* To be done *
Pick out each line containing the string "Mylene".

* Excerpted records *
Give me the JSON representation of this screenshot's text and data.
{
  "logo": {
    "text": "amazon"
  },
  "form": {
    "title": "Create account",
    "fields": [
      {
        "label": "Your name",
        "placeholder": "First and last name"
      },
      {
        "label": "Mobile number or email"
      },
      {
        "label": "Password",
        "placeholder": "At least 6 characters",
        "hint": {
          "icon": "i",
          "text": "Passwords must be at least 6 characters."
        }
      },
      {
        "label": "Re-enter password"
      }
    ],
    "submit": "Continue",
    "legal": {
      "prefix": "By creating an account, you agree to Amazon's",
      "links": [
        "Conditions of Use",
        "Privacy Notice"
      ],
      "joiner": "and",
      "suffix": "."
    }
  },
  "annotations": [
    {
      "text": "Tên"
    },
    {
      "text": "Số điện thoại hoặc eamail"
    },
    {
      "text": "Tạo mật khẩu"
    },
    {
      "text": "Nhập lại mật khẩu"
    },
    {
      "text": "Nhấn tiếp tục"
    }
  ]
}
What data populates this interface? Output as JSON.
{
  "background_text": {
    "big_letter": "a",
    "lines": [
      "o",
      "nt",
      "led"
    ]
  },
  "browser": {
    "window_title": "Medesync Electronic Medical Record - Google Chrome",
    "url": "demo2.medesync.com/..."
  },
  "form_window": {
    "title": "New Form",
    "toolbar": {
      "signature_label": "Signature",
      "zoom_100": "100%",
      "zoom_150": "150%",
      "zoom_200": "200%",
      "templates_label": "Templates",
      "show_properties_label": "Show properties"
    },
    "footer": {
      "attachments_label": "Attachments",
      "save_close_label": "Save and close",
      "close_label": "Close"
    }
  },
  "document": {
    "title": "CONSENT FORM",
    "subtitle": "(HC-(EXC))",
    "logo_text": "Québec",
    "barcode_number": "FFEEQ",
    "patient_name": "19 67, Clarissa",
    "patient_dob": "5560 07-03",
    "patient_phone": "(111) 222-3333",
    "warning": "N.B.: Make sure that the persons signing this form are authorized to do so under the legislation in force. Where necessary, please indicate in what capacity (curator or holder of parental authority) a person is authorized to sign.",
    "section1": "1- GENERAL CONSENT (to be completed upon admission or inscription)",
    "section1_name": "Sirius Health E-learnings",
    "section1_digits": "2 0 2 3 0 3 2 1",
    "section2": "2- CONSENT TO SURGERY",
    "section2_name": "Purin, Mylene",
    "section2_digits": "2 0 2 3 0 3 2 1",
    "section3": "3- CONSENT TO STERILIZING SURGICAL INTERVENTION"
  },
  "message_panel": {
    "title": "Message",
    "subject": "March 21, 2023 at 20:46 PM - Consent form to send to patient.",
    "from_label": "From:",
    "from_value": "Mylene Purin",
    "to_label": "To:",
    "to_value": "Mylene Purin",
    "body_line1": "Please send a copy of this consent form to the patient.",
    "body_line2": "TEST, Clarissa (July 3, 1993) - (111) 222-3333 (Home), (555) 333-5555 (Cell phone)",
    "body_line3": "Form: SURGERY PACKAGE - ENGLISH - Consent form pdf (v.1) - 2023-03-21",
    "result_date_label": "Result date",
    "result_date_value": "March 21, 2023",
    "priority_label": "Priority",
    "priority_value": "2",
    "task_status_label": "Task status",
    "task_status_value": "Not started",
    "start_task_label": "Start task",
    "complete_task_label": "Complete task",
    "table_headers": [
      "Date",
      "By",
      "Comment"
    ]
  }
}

* Problem solution *
    "section2_name": "Purin, Mylene",
    "from_value": "Mylene Purin",
    "to_value": "Mylene Purin",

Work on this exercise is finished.